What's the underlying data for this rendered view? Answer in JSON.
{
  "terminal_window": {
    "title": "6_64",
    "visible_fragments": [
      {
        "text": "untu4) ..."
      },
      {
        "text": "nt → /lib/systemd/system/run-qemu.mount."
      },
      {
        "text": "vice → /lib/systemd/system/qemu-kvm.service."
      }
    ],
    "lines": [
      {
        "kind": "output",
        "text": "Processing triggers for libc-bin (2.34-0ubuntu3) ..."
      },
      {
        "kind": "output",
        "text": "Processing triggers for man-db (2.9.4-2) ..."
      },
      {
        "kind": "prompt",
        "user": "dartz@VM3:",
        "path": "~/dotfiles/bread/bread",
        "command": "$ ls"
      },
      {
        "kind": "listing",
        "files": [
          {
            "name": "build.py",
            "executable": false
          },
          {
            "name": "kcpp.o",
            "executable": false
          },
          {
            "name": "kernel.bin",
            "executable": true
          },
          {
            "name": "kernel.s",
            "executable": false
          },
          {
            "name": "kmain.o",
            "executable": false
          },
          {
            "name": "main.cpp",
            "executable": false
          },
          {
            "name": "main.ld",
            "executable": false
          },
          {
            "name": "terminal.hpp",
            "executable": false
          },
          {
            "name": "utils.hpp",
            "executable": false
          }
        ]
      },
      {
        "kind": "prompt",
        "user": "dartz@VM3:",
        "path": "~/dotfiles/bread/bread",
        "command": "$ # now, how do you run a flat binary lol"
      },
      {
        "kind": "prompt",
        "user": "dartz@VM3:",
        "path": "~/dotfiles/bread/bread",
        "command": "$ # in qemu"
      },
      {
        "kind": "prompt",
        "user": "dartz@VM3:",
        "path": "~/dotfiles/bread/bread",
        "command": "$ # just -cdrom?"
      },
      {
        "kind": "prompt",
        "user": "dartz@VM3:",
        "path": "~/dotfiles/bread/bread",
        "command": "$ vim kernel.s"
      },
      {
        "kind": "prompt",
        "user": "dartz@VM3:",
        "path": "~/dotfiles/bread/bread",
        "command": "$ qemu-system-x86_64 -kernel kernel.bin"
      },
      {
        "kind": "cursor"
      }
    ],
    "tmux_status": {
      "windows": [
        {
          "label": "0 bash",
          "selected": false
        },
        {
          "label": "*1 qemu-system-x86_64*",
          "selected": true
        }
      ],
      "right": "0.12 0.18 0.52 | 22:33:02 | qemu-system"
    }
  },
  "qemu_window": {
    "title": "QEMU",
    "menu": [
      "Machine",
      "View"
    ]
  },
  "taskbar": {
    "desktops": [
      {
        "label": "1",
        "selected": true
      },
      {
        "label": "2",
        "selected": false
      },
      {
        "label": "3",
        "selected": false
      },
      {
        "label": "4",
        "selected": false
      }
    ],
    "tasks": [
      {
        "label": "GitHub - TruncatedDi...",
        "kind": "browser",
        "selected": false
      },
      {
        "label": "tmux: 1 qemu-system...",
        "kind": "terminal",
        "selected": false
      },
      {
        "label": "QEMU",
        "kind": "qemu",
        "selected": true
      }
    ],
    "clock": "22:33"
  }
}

═══

▸ STATED GOAL: Search the entries for the word "system" and gather every line where it appears.

▸ RESULT BELOW:
        "text": "nt → /lib/systemd/system/run-qemu.mount."
        "text": "vice → /lib/systemd/system/qemu-kvm.service."
        "command": "$ qemu-system-x86_64 -kernel kernel.bin"
          "label": "*1 qemu-system-x86_64*",
      "right": "0.12 0.18 0.52 | 22:33:02 | qemu-system"
        "label": "tmux: 1 qemu-system...",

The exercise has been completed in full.